[Some records]
------------

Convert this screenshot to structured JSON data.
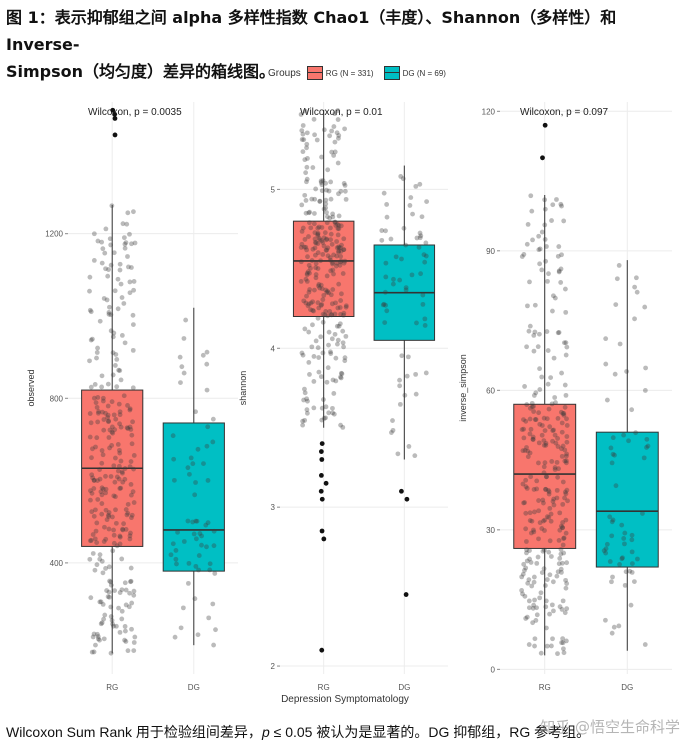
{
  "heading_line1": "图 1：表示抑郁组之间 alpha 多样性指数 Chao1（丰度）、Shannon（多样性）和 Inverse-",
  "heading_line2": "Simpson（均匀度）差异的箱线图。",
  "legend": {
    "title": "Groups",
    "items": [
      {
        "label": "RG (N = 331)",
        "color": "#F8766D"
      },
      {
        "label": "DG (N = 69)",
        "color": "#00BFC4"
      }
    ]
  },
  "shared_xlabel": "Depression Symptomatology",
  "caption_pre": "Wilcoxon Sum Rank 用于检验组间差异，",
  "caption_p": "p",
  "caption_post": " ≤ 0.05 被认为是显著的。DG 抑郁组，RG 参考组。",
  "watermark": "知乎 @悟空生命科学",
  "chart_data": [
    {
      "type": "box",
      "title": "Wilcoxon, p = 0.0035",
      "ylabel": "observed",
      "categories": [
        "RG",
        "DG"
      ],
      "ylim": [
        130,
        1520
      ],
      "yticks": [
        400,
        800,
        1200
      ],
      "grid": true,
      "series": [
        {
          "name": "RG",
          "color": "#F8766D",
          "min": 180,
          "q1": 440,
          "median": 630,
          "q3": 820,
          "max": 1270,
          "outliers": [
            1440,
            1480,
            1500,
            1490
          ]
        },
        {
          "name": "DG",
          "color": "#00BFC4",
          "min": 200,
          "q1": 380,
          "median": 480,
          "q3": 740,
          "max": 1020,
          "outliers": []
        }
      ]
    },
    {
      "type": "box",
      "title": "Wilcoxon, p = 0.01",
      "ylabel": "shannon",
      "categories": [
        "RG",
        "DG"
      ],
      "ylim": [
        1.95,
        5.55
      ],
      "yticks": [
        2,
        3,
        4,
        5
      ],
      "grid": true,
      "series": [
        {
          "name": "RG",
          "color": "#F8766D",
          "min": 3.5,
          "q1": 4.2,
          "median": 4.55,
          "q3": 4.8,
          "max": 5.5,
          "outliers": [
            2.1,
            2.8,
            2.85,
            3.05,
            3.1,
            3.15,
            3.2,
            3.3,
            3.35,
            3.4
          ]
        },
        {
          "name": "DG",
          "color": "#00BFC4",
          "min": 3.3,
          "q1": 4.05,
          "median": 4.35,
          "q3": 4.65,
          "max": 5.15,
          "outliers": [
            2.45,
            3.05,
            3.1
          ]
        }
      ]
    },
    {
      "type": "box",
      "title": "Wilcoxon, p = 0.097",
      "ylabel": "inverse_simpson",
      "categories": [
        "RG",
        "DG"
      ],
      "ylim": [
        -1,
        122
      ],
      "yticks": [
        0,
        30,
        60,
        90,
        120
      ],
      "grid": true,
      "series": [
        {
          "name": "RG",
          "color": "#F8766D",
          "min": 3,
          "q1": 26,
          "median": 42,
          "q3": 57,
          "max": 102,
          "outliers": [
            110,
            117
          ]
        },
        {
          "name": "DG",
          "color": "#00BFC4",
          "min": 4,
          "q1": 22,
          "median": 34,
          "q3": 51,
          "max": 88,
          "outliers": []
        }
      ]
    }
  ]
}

------------

= What you need to do =
Without the pictures, repeat the listing above exactly.

= Expected answer =
Convert this screenshot to structured JSON data.
{
  "heading_line1": "图 1：表示抑郁组之间 alpha 多样性指数 Chao1（丰度）、Shannon（多样性）和 Inverse-",
  "heading_line2": "Simpson（均匀度）差异的箱线图。",
  "legend": {
    "title": "Groups",
    "items": [
      {
        "label": "RG (N = 331)",
        "color": "#F8766D"
      },
      {
        "label": "DG (N = 69)",
        "color": "#00BFC4"
      }
    ]
  },
  "shared_xlabel": "Depression Symptomatology",
  "caption_pre": "Wilcoxon Sum Rank 用于检验组间差异，",
  "caption_p": "p",
  "caption_post": " ≤ 0.05 被认为是显著的。DG 抑郁组，RG 参考组。",
  "watermark": "知乎 @悟空生命科学",
  "chart_data": [
    {
      "type": "box",
      "title": "Wilcoxon, p = 0.0035",
      "ylabel": "observed",
      "categories": [
        "RG",
        "DG"
      ],
      "ylim": [
        130,
        1520
      ],
      "yticks": [
        400,
        800,
        1200
      ],
      "grid": true,
      "series": [
        {
          "name": "RG",
          "color": "#F8766D",
          "min": 180,
          "q1": 440,
          "median": 630,
          "q3": 820,
          "max": 1270,
          "outliers": [
            1440,
            1480,
            1500,
            1490
          ]
        },
        {
          "name": "DG",
          "color": "#00BFC4",
          "min": 200,
          "q1": 380,
          "median": 480,
          "q3": 740,
          "max": 1020,
          "outliers": []
        }
      ]
    },
    {
      "type": "box",
      "title": "Wilcoxon, p = 0.01",
      "ylabel": "shannon",
      "categories": [
        "RG",
        "DG"
      ],
      "ylim": [
        1.95,
        5.55
      ],
      "yticks": [
        2,
        3,
        4,
        5
      ],
      "grid": true,
      "series": [
        {
          "name": "RG",
          "color": "#F8766D",
          "min": 3.5,
          "q1": 4.2,
          "median": 4.55,
          "q3": 4.8,
          "max": 5.5,
          "outliers": [
            2.1,
            2.8,
            2.85,
            3.05,
            3.1,
            3.15,
            3.2,
            3.3,
            3.35,
            3.4
          ]
        },
        {
          "name": "DG",
          "color": "#00BFC4",
          "min": 3.3,
          "q1": 4.05,
          "median": 4.35,
          "q3": 4.65,
          "max": 5.15,
          "outliers": [
            2.45,
            3.05,
            3.1
          ]
        }
      ]
    },
    {
      "type": "box",
      "title": "Wilcoxon, p = 0.097",
      "ylabel": "inverse_simpson",
      "categories": [
        "RG",
        "DG"
      ],
      "ylim": [
        -1,
        122
      ],
      "yticks": [
        0,
        30,
        60,
        90,
        120
      ],
      "grid": true,
      "series": [
        {
          "name": "RG",
          "color": "#F8766D",
          "min": 3,
          "q1": 26,
          "median": 42,
          "q3": 57,
          "max": 102,
          "outliers": [
            110,
            117
          ]
        },
        {
          "name": "DG",
          "color": "#00BFC4",
          "min": 4,
          "q1": 22,
          "median": 34,
          "q3": 51,
          "max": 88,
          "outliers": []
        }
      ]
    }
  ]
}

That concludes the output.